Output each entry exactly; skip nothing.
[Start of RECORDS SUPPLIED]
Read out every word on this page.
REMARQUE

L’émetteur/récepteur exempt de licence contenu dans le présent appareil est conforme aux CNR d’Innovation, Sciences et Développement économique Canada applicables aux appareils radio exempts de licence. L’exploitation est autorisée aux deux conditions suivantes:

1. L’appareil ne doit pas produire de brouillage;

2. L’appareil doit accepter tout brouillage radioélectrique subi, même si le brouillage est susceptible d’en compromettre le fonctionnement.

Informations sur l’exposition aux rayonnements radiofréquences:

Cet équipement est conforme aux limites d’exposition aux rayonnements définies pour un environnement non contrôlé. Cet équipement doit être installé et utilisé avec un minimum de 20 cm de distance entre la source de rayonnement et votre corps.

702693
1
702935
[End of RECORDS SUPPLIED]
▶ **WRITTEN SOLUTION**
Read out every word on this page.
REMARQUE

L’émetteur/récepteur exempt de licence contenu dans le présent appareil est conforme aux CNR d’Innovation, Sciences et Développement économique Canada applicables aux appareils radio exempts de licence. L’exploitation est autorisée aux deux conditions suivantes:

1. L’appareil ne doit pas produire de brouillage;

2. L’appareil doit accepter tout brouillage radioélectrique subi, même si le brouillage est susceptible d’en compromettre le fonctionnement.

Informations sur l’exposition aux rayonnements radiofréquences:

Cet équipement est conforme aux limites d’exposition aux rayonnements définies pour un environnement non contrôlé. Cet équipement doit être installé et utilisé avec un minimum de 20 cm de distance entre la source de rayonnement et votre corps.

702693
1
702935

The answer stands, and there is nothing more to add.